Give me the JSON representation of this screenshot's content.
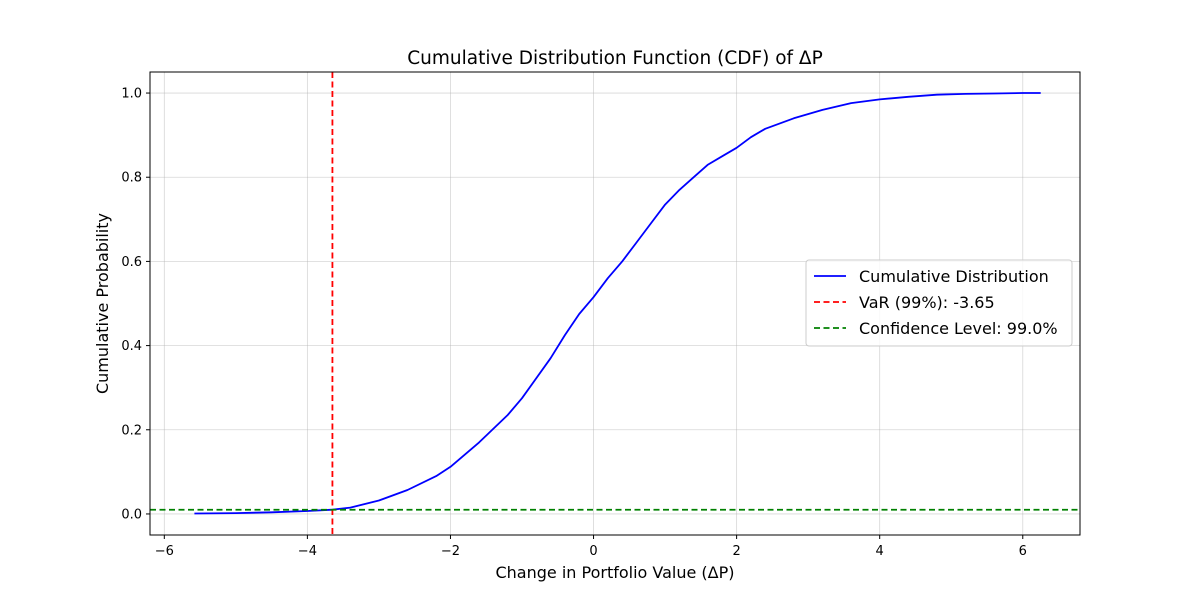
{
  "chart_data": {
    "type": "line",
    "title": "Cumulative Distribution Function (CDF) of ΔP",
    "xlabel": "Change in Portfolio Value (ΔP)",
    "ylabel": "Cumulative Probability",
    "xlim": [
      -6.2,
      6.8
    ],
    "ylim": [
      -0.05,
      1.05
    ],
    "x_ticks": [
      -6,
      -4,
      -2,
      0,
      2,
      4,
      6
    ],
    "y_ticks": [
      0.0,
      0.2,
      0.4,
      0.6,
      0.8,
      1.0
    ],
    "x_tick_labels": [
      "−6",
      "−4",
      "−2",
      "0",
      "2",
      "4",
      "6"
    ],
    "y_tick_labels": [
      "0.0",
      "0.2",
      "0.4",
      "0.6",
      "0.8",
      "1.0"
    ],
    "grid": true,
    "legend_position": "center-right",
    "series": [
      {
        "name": "Cumulative Distribution",
        "color": "#0000ff",
        "style": "solid",
        "x": [
          -5.58,
          -5.0,
          -4.5,
          -4.0,
          -3.65,
          -3.4,
          -3.0,
          -2.6,
          -2.2,
          -2.0,
          -1.6,
          -1.2,
          -1.0,
          -0.6,
          -0.4,
          -0.2,
          0.0,
          0.2,
          0.4,
          0.6,
          0.8,
          1.0,
          1.2,
          1.4,
          1.6,
          1.8,
          2.0,
          2.2,
          2.4,
          2.8,
          3.2,
          3.6,
          4.0,
          4.4,
          4.8,
          5.2,
          5.6,
          6.0,
          6.25
        ],
        "y": [
          0.001,
          0.002,
          0.004,
          0.007,
          0.01,
          0.015,
          0.032,
          0.057,
          0.09,
          0.112,
          0.17,
          0.235,
          0.275,
          0.37,
          0.425,
          0.475,
          0.515,
          0.56,
          0.6,
          0.645,
          0.69,
          0.735,
          0.77,
          0.8,
          0.83,
          0.85,
          0.87,
          0.895,
          0.915,
          0.94,
          0.96,
          0.976,
          0.985,
          0.991,
          0.996,
          0.998,
          0.999,
          1.0,
          1.0
        ]
      },
      {
        "name": "VaR (99%): -3.65",
        "color": "#ff0000",
        "style": "dashed",
        "orientation": "vertical",
        "value": -3.65
      },
      {
        "name": "Confidence Level: 99.0%",
        "color": "#008000",
        "style": "dashed",
        "orientation": "horizontal",
        "value": 0.01
      }
    ]
  }
}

* * * *

Gather and copy every line of the data in which the string "color" is found.

- [TASK RESPONSE]
        "color": "#0000ff",
        "color": "#ff0000",
        "color": "#008000",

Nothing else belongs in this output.